Records to use >>
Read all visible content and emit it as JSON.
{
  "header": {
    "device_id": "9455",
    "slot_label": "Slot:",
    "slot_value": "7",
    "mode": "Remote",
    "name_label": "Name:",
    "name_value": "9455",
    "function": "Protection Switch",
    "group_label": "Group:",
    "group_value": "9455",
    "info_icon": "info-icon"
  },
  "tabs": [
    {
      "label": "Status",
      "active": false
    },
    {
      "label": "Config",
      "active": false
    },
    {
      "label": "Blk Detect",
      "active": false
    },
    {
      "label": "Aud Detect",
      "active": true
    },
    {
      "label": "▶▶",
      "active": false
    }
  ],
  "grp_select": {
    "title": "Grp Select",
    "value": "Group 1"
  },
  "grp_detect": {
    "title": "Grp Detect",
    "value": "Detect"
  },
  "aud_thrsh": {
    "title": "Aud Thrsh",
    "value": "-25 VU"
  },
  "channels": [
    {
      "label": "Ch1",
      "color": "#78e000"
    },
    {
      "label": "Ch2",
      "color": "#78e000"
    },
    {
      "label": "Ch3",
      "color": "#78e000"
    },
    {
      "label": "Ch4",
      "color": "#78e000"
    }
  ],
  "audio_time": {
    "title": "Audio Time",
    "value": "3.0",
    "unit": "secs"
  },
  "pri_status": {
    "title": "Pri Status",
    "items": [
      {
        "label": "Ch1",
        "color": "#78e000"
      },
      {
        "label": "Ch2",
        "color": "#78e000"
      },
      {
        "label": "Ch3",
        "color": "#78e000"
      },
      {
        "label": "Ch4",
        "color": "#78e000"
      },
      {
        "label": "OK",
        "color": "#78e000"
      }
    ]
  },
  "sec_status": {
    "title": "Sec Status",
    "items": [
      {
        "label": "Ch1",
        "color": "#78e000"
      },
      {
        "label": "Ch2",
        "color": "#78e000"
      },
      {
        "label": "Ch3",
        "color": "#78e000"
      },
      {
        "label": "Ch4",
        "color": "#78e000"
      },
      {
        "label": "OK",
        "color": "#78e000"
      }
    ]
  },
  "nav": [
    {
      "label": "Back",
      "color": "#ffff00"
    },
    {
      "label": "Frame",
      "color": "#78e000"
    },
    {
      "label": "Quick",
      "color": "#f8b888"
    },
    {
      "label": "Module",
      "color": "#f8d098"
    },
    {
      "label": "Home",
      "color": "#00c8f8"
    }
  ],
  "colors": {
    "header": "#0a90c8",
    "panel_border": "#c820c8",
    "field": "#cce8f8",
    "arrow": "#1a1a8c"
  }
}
---
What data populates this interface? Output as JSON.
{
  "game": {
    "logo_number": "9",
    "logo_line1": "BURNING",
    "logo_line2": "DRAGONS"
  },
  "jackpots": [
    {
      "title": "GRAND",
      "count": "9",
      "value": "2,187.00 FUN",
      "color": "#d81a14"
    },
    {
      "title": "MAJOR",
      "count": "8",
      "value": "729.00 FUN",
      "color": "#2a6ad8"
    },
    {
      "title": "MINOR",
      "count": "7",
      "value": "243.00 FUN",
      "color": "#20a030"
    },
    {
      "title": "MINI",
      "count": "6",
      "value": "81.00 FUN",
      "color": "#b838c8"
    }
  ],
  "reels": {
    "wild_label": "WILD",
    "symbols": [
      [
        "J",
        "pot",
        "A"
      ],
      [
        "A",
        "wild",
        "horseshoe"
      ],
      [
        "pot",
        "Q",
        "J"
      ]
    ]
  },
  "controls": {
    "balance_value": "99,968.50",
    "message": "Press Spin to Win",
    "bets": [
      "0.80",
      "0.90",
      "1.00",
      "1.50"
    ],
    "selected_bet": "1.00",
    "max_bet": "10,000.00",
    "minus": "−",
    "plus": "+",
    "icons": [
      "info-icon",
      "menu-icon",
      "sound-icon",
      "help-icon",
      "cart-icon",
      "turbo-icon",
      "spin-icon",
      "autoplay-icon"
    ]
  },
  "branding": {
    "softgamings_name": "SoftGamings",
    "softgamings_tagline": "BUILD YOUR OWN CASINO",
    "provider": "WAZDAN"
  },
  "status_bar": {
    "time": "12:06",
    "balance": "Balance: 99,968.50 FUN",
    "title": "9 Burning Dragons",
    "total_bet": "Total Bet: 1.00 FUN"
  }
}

Goal of the exercise >> How many lines of the records contain the string "title"? Respond with the number alone.

Solution to this exercise >> 11